##### GIVEN DATA #####
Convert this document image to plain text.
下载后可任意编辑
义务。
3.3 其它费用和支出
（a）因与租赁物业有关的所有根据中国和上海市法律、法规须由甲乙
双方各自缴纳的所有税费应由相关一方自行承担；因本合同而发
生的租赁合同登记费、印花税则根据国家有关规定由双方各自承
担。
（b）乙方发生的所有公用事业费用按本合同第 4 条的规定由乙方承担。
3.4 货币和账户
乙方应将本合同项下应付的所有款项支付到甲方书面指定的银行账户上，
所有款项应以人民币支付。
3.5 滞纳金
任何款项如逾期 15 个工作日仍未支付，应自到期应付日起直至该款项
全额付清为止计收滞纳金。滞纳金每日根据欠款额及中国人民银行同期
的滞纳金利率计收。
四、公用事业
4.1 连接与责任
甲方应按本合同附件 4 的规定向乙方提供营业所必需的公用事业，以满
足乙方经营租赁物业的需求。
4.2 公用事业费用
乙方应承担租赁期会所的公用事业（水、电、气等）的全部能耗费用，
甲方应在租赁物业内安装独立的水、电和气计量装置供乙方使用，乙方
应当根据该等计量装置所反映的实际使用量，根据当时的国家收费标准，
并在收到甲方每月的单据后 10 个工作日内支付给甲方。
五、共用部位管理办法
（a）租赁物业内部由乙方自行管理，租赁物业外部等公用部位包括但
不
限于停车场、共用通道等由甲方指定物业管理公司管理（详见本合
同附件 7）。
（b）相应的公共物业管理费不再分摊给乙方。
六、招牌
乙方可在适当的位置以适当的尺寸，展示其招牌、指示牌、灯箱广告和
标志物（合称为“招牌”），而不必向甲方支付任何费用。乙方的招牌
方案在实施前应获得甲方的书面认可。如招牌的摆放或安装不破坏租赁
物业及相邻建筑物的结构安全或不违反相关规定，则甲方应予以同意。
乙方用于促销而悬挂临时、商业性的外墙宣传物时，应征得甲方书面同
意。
#####
▶ REQUIREMENTS
Each line of the material above needs to be quoted exactly, please.

▶ ANSWER TO THIS EXERCISE
Convert this document image to plain text.
下载后可任意编辑
义务。
3.3 其它费用和支出
（a）因与租赁物业有关的所有根据中国和上海市法律、法规须由甲乙
双方各自缴纳的所有税费应由相关一方自行承担；因本合同而发
生的租赁合同登记费、印花税则根据国家有关规定由双方各自承
担。
（b）乙方发生的所有公用事业费用按本合同第 4 条的规定由乙方承担。
3.4 货币和账户
乙方应将本合同项下应付的所有款项支付到甲方书面指定的银行账户上，
所有款项应以人民币支付。
3.5 滞纳金
任何款项如逾期 15 个工作日仍未支付，应自到期应付日起直至该款项
全额付清为止计收滞纳金。滞纳金每日根据欠款额及中国人民银行同期
的滞纳金利率计收。
四、公用事业
4.1 连接与责任
甲方应按本合同附件 4 的规定向乙方提供营业所必需的公用事业，以满
足乙方经营租赁物业的需求。
4.2 公用事业费用
乙方应承担租赁期会所的公用事业（水、电、气等）的全部能耗费用，
甲方应在租赁物业内安装独立的水、电和气计量装置供乙方使用，乙方
应当根据该等计量装置所反映的实际使用量，根据当时的国家收费标准，
并在收到甲方每月的单据后 10 个工作日内支付给甲方。
五、共用部位管理办法
（a）租赁物业内部由乙方自行管理，租赁物业外部等公用部位包括但
不
限于停车场、共用通道等由甲方指定物业管理公司管理（详见本合
同附件 7）。
（b）相应的公共物业管理费不再分摊给乙方。
六、招牌
乙方可在适当的位置以适当的尺寸，展示其招牌、指示牌、灯箱广告和
标志物（合称为“招牌”），而不必向甲方支付任何费用。乙方的招牌
方案在实施前应获得甲方的书面认可。如招牌的摆放或安装不破坏租赁
物业及相邻建筑物的结构安全或不违反相关规定，则甲方应予以同意。
乙方用于促销而悬挂临时、商业性的外墙宣传物时，应征得甲方书面同
意。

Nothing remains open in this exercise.